● **EXERCISE AIM**
Show each line that has the string "Overhead" in it.

● **MATERIAL TO PROCESS**
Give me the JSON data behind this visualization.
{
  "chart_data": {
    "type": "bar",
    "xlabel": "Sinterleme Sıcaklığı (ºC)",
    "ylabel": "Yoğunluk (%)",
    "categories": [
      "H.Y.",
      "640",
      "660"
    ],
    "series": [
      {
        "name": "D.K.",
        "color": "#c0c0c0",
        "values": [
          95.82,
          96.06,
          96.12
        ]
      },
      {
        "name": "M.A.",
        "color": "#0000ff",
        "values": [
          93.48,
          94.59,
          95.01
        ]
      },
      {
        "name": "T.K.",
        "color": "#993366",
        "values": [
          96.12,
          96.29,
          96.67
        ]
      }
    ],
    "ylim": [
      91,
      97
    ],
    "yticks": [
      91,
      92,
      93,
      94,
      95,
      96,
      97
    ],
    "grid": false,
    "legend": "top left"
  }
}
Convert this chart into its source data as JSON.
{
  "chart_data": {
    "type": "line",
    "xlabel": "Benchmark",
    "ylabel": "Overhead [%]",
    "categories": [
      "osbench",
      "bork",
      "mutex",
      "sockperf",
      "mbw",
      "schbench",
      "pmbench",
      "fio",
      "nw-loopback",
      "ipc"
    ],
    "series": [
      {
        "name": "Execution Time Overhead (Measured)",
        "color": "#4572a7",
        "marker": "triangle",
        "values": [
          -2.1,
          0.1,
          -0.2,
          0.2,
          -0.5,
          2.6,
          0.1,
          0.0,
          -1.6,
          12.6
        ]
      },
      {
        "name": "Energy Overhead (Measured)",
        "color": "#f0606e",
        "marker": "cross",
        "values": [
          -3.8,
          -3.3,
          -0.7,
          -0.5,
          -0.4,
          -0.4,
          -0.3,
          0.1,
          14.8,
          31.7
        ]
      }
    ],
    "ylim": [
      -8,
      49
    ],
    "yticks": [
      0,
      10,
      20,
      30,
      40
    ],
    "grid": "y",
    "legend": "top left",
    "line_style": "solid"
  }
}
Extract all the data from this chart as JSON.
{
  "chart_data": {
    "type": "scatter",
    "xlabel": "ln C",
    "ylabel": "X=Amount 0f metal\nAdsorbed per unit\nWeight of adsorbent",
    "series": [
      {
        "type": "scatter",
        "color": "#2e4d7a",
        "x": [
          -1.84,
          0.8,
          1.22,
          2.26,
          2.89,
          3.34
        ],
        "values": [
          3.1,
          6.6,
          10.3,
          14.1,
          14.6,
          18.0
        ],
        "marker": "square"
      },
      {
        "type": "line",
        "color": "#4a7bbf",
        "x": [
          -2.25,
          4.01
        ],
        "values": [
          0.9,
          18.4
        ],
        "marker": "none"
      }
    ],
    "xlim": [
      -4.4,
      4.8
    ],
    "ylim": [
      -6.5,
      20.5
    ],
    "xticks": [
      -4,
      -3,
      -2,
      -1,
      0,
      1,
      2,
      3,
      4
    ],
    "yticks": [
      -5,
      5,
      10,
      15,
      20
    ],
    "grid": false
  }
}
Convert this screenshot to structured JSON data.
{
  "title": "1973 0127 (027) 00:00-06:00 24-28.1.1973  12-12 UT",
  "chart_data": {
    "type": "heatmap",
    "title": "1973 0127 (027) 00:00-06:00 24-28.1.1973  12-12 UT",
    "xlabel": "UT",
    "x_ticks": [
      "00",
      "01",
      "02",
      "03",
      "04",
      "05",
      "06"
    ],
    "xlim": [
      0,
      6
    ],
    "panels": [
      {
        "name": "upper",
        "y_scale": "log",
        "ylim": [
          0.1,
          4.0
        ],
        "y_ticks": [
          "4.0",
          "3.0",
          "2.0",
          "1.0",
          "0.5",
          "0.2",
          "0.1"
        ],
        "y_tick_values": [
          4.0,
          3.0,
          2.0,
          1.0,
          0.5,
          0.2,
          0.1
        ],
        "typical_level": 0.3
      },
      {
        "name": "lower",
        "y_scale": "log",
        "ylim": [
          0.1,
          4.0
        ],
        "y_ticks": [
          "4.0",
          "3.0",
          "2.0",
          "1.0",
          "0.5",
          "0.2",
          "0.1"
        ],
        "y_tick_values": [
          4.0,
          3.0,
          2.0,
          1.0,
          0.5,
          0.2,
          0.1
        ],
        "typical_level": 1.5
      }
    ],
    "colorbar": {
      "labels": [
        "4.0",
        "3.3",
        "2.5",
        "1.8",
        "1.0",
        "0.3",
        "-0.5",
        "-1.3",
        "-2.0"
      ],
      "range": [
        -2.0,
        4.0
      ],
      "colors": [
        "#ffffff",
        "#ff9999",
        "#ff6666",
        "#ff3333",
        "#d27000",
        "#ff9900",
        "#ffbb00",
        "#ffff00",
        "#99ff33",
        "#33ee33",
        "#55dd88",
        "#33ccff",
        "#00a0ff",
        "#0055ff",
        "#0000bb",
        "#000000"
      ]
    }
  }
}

● **ANSWER TO THIS EXERCISE**
    "ylabel": "Overhead [%]",
        "name": "Execution Time Overhead (Measured)",
        "name": "Energy Overhead (Measured)",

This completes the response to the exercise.